%%

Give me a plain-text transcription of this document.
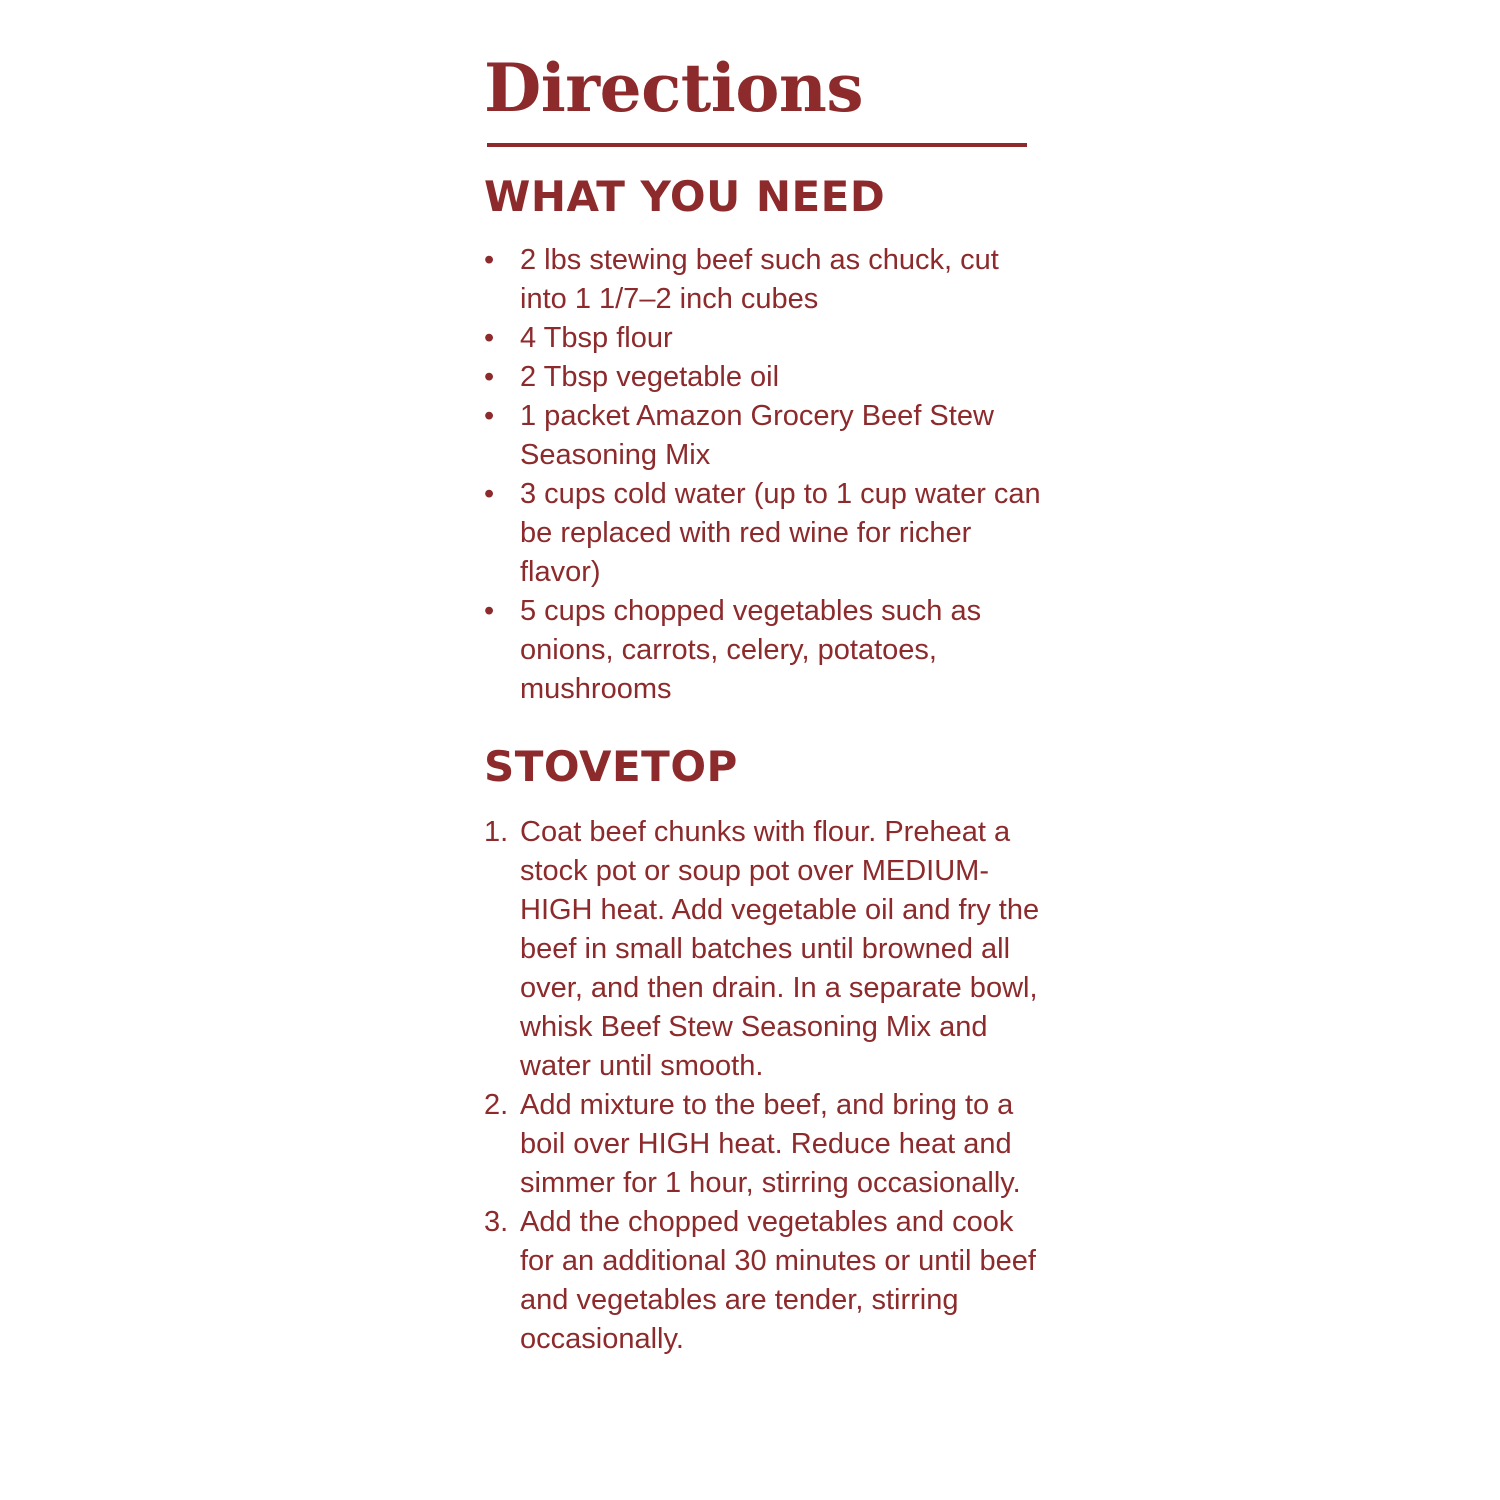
Directions
WHAT YOU NEED
• 2 lbs stewing beef such as chuck, cut into 1 1/7–2 inch cubes
• 4 Tbsp flour
• 2 Tbsp vegetable oil
• 1 packet Amazon Grocery Beef Stew Seasoning Mix
• 3 cups cold water (up to 1 cup water can be replaced with red wine for richer flavor)
• 5 cups chopped vegetables such as onions, carrots, celery, potatoes, mushrooms
STOVETOP
1. Coat beef chunks with flour. Preheat a stock pot or soup pot over MEDIUM-HIGH heat. Add vegetable oil and fry the beef in small batches until browned all over, and then drain. In a separate bowl, whisk Beef Stew Seasoning Mix and water until smooth.
2. Add mixture to the beef, and bring to a boil over HIGH heat. Reduce heat and simmer for 1 hour, stirring occasionally.
3. Add the chopped vegetables and cook for an additional 30 minutes or until beef and vegetables are tender, stirring occasionally.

%%

:: Given exercise ::
Make an exact copy of the records above, with the pictures left out.

:: Correct answer ::
Give me a plain-text transcription of this document.
Directions
WHAT YOU NEED
• 2 lbs stewing beef such as chuck, cut into 1 1/7–2 inch cubes
• 4 Tbsp flour
• 2 Tbsp vegetable oil
• 1 packet Amazon Grocery Beef Stew Seasoning Mix
• 3 cups cold water (up to 1 cup water can be replaced with red wine for richer flavor)
• 5 cups chopped vegetables such as onions, carrots, celery, potatoes, mushrooms
STOVETOP
1. Coat beef chunks with flour. Preheat a stock pot or soup pot over MEDIUM-HIGH heat. Add vegetable oil and fry the beef in small batches until browned all over, and then drain. In a separate bowl, whisk Beef Stew Seasoning Mix and water until smooth.
2. Add mixture to the beef, and bring to a boil over HIGH heat. Reduce heat and simmer for 1 hour, stirring occasionally.
3. Add the chopped vegetables and cook for an additional 30 minutes or until beef and vegetables are tender, stirring occasionally.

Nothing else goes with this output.